Stated exercise = Look below and pull out each line with the word "deforestation".

***** Record list *****

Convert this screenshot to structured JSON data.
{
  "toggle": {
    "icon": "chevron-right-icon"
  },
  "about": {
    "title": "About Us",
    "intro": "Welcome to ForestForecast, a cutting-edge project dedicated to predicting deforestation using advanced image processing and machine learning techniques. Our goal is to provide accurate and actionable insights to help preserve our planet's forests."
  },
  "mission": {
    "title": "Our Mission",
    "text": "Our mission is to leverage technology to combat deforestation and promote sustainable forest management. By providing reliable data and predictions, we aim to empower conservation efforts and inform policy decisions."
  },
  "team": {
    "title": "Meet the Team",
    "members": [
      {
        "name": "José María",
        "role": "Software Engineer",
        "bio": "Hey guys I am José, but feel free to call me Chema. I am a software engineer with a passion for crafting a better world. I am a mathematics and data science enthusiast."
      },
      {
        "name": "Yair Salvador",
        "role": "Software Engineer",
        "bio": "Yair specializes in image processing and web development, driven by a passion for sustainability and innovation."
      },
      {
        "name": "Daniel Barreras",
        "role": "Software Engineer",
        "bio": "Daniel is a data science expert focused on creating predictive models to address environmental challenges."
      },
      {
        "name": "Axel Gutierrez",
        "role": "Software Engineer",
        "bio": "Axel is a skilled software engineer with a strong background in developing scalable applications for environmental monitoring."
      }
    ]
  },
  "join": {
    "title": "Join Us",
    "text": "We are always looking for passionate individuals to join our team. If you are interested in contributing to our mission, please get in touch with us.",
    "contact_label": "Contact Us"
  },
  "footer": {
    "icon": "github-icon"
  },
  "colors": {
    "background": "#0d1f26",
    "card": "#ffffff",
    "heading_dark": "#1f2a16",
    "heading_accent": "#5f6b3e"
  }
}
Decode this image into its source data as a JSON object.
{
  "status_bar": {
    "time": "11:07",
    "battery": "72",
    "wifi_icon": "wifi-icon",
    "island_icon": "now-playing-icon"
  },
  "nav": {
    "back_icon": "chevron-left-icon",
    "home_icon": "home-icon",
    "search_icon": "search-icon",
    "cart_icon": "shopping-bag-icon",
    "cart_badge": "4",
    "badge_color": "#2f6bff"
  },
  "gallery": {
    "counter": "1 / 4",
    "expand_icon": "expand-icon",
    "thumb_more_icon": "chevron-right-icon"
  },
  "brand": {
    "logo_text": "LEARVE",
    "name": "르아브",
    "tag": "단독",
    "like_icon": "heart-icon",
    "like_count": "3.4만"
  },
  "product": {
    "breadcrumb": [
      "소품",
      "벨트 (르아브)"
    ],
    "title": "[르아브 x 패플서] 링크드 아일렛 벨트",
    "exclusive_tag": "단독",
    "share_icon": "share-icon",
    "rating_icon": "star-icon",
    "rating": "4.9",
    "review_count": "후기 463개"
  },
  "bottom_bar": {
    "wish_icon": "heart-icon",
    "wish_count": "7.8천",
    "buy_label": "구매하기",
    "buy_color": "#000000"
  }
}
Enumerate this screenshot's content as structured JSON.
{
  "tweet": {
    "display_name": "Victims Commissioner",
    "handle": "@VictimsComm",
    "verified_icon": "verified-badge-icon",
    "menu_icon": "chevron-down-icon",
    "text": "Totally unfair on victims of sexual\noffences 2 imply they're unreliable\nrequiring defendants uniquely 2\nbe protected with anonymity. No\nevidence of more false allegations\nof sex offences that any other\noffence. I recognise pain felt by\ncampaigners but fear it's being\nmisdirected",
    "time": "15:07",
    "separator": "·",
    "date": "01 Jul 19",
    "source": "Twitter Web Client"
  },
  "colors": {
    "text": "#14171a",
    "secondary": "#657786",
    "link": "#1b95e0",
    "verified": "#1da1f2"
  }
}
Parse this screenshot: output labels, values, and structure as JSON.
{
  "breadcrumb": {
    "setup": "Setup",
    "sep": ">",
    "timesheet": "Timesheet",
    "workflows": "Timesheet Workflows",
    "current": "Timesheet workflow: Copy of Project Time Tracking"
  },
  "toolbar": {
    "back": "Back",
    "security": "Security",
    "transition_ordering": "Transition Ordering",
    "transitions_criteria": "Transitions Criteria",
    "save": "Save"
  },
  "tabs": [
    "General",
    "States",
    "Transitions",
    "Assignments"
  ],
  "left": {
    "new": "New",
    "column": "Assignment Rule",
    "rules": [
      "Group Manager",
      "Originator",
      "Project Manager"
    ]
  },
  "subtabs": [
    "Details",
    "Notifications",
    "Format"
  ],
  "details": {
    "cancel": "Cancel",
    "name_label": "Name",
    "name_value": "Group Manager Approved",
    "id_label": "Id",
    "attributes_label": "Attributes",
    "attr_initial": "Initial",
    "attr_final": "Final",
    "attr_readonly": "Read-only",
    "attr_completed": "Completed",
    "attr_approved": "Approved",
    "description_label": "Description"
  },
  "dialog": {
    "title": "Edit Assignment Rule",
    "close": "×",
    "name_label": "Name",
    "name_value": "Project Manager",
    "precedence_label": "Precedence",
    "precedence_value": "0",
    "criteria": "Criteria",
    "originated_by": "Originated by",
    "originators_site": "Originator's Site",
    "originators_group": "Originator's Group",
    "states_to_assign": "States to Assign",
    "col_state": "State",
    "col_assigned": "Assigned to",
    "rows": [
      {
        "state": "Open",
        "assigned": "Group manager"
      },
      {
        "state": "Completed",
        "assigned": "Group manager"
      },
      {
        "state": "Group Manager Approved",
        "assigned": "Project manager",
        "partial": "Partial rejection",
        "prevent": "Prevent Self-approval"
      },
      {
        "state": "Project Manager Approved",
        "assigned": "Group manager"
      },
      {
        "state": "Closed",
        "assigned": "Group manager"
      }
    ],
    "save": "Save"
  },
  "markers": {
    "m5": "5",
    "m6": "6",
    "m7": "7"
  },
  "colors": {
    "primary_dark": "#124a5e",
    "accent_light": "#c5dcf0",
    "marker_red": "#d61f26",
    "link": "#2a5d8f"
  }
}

*****

The result =
    "intro": "Welcome to ForestForecast, a cutting-edge project dedicated to predicting deforestation using advanced image processing and machine learning techniques. Our goal is to provide accurate and actionable insights to help preserve our planet's forests."
    "text": "Our mission is to leverage technology to combat deforestation and promote sustainable forest management. By providing reliable data and predictions, we aim to empower conservation efforts and inform policy decisions."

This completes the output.